Dataset excerpts
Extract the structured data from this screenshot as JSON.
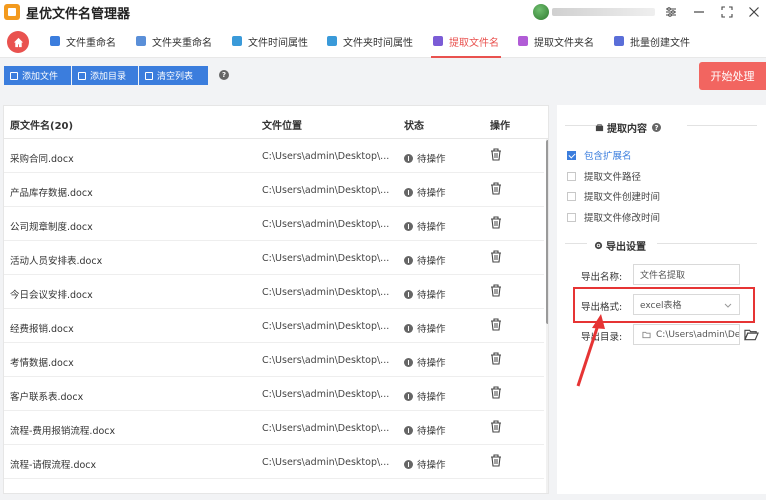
{
  "app": {
    "title": "星优文件名管理器"
  },
  "tabs": [
    {
      "label": "文件重命名",
      "color": "#3b7ddd"
    },
    {
      "label": "文件夹重命名",
      "color": "#5a8fd8"
    },
    {
      "label": "文件时间属性",
      "color": "#3a9ad9"
    },
    {
      "label": "文件夹时间属性",
      "color": "#3a9ad9"
    },
    {
      "label": "提取文件名",
      "color": "#7b5cd6"
    },
    {
      "label": "提取文件夹名",
      "color": "#b15cd6"
    },
    {
      "label": "批量创建文件",
      "color": "#5a6ed8"
    }
  ],
  "active_tab": "提取文件名",
  "toolbar": {
    "add_file": "添加文件",
    "add_dir": "添加目录",
    "clear_list": "清空列表",
    "start": "开始处理"
  },
  "table": {
    "headers": {
      "name": "原文件名(20)",
      "location": "文件位置",
      "status": "状态",
      "action": "操作"
    },
    "rows": [
      {
        "name": "采购合同.docx",
        "location": "C:\\Users\\admin\\Desktop\\...",
        "status": "待操作"
      },
      {
        "name": "产品库存数据.docx",
        "location": "C:\\Users\\admin\\Desktop\\...",
        "status": "待操作"
      },
      {
        "name": "公司规章制度.docx",
        "location": "C:\\Users\\admin\\Desktop\\...",
        "status": "待操作"
      },
      {
        "name": "活动人员安排表.docx",
        "location": "C:\\Users\\admin\\Desktop\\...",
        "status": "待操作"
      },
      {
        "name": "今日会议安排.docx",
        "location": "C:\\Users\\admin\\Desktop\\...",
        "status": "待操作"
      },
      {
        "name": "经费报销.docx",
        "location": "C:\\Users\\admin\\Desktop\\...",
        "status": "待操作"
      },
      {
        "name": "考情数据.docx",
        "location": "C:\\Users\\admin\\Desktop\\...",
        "status": "待操作"
      },
      {
        "name": "客户联系表.docx",
        "location": "C:\\Users\\admin\\Desktop\\...",
        "status": "待操作"
      },
      {
        "name": "流程-费用报销流程.docx",
        "location": "C:\\Users\\admin\\Desktop\\...",
        "status": "待操作"
      },
      {
        "name": "流程-请假流程.docx",
        "location": "C:\\Users\\admin\\Desktop\\...",
        "status": "待操作"
      }
    ]
  },
  "extract": {
    "title": "提取内容",
    "options": [
      {
        "label": "包含扩展名",
        "checked": true
      },
      {
        "label": "提取文件路径",
        "checked": false
      },
      {
        "label": "提取文件创建时间",
        "checked": false
      },
      {
        "label": "提取文件修改时间",
        "checked": false
      }
    ]
  },
  "export": {
    "title": "导出设置",
    "name_label": "导出名称:",
    "name_value": "文件名提取",
    "format_label": "导出格式:",
    "format_value": "excel表格",
    "dir_label": "导出目录:",
    "dir_value": "C:\\Users\\admin\\Des"
  },
  "colors": {
    "accent": "#e9524f",
    "primary": "#3b7ddd",
    "highlight": "#e63434"
  }
}
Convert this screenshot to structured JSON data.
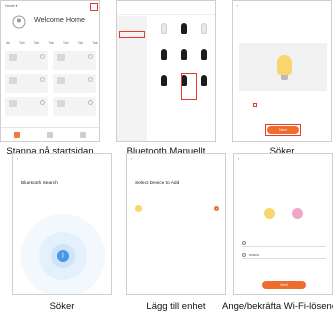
{
  "captions": {
    "p1": "Stanna på startsidan",
    "p2": "Bluetooth Manuellt",
    "p3": "Söker",
    "p4": "Söker",
    "p5": "Lägg till enhet",
    "p6": "Ange/bekräfta Wi-Fi-lösenord"
  },
  "panel1": {
    "title": "Welcome Home",
    "tabs": [
      "All",
      "Tab",
      "Tab",
      "Tab",
      "Tab",
      "Tab",
      "Tab"
    ],
    "devices": [
      "",
      "",
      "",
      "",
      "",
      ""
    ]
  },
  "panel2": {
    "title": "",
    "side": [
      "",
      "",
      "",
      "",
      "",
      "",
      "",
      "",
      "",
      ""
    ],
    "products": [
      "",
      "",
      "",
      "",
      "",
      "",
      "",
      "",
      ""
    ]
  },
  "panel3": {
    "title": "",
    "button": "Next"
  },
  "panel4": {
    "title": "Bluetooth Search"
  },
  "panel5": {
    "title": "Select Device to Add",
    "item": "",
    "add": "+"
  },
  "panel6": {
    "title": "",
    "password_mask": "••••••••",
    "button": "Next"
  },
  "colors": {
    "accent": "#f06c2c",
    "highlight": "#e53b2c",
    "bulb": "#f7d66d",
    "bluetooth": "#4a97e3"
  }
}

▶ **Directions**: Transcribe the full listing above exactly as it stands, minus the pictures.

▶ **Expected answer**:
Extract the structured data from this screenshot as JSON.
{
  "app": {
    "title": "星优文件名管理器"
  },
  "tabs": [
    {
      "label": "文件重命名",
      "color": "#3b7ddd"
    },
    {
      "label": "文件夹重命名",
      "color": "#5a8fd8"
    },
    {
      "label": "文件时间属性",
      "color": "#3a9ad9"
    },
    {
      "label": "文件夹时间属性",
      "color": "#3a9ad9"
    },
    {
      "label": "提取文件名",
      "color": "#7b5cd6"
    },
    {
      "label": "提取文件夹名",
      "color": "#b15cd6"
    },
    {
      "label": "批量创建文件",
      "color": "#5a6ed8"
    }
  ],
  "active_tab": "提取文件名",
  "toolbar": {
    "add_file": "添加文件",
    "add_dir": "添加目录",
    "clear_list": "清空列表",
    "start": "开始处理"
  },
  "table": {
    "headers": {
      "name": "原文件名(20)",
      "location": "文件位置",
      "status": "状态",
      "action": "操作"
    },
    "rows": [
      {
        "name": "采购合同.docx",
        "location": "C:\\Users\\admin\\Desktop\\...",
        "status": "待操作"
      },
      {
        "name": "产品库存数据.docx",
        "location": "C:\\Users\\admin\\Desktop\\...",
        "status": "待操作"
      },
      {
        "name": "公司规章制度.docx",
        "location": "C:\\Users\\admin\\Desktop\\...",
        "status": "待操作"
      },
      {
        "name": "活动人员安排表.docx",
        "location": "C:\\Users\\admin\\Desktop\\...",
        "status": "待操作"
      },
      {
        "name": "今日会议安排.docx",
        "location": "C:\\Users\\admin\\Desktop\\...",
        "status": "待操作"
      },
      {
        "name": "经费报销.docx",
        "location": "C:\\Users\\admin\\Desktop\\...",
        "status": "待操作"
      },
      {
        "name": "考情数据.docx",
        "location": "C:\\Users\\admin\\Desktop\\...",
        "status": "待操作"
      },
      {
        "name": "客户联系表.docx",
        "location": "C:\\Users\\admin\\Desktop\\...",
        "status": "待操作"
      },
      {
        "name": "流程-费用报销流程.docx",
        "location": "C:\\Users\\admin\\Desktop\\...",
        "status": "待操作"
      },
      {
        "name": "流程-请假流程.docx",
        "location": "C:\\Users\\admin\\Desktop\\...",
        "status": "待操作"
      }
    ]
  },
  "extract": {
    "title": "提取内容",
    "options": [
      {
        "label": "包含扩展名",
        "checked": true
      },
      {
        "label": "提取文件路径",
        "checked": false
      },
      {
        "label": "提取文件创建时间",
        "checked": false
      },
      {
        "label": "提取文件修改时间",
        "checked": false
      }
    ]
  },
  "export": {
    "title": "导出设置",
    "name_label": "导出名称:",
    "name_value": "文件名提取",
    "format_label": "导出格式:",
    "format_value": "excel表格",
    "dir_label": "导出目录:",
    "dir_value": "C:\\Users\\admin\\Des"
  },
  "colors": {
    "accent": "#e9524f",
    "primary": "#3b7ddd",
    "highlight": "#e63434"
  }
}
Convert this screenshot to structured JSON data.
{
  "captions": {
    "p1": "Stanna på startsidan",
    "p2": "Bluetooth Manuellt",
    "p3": "Söker",
    "p4": "Söker",
    "p5": "Lägg till enhet",
    "p6": "Ange/bekräfta Wi-Fi-lösenord"
  },
  "panel1": {
    "title": "Welcome Home",
    "tabs": [
      "All",
      "Tab",
      "Tab",
      "Tab",
      "Tab",
      "Tab",
      "Tab"
    ],
    "devices": [
      "",
      "",
      "",
      "",
      "",
      ""
    ]
  },
  "panel2": {
    "title": "",
    "side": [
      "",
      "",
      "",
      "",
      "",
      "",
      "",
      "",
      "",
      ""
    ],
    "products": [
      "",
      "",
      "",
      "",
      "",
      "",
      "",
      "",
      ""
    ]
  },
  "panel3": {
    "title": "",
    "button": "Next"
  },
  "panel4": {
    "title": "Bluetooth Search"
  },
  "panel5": {
    "title": "Select Device to Add",
    "item": "",
    "add": "+"
  },
  "panel6": {
    "title": "",
    "password_mask": "••••••••",
    "button": "Next"
  },
  "colors": {
    "accent": "#f06c2c",
    "highlight": "#e53b2c",
    "bulb": "#f7d66d",
    "bluetooth": "#4a97e3"
  }
}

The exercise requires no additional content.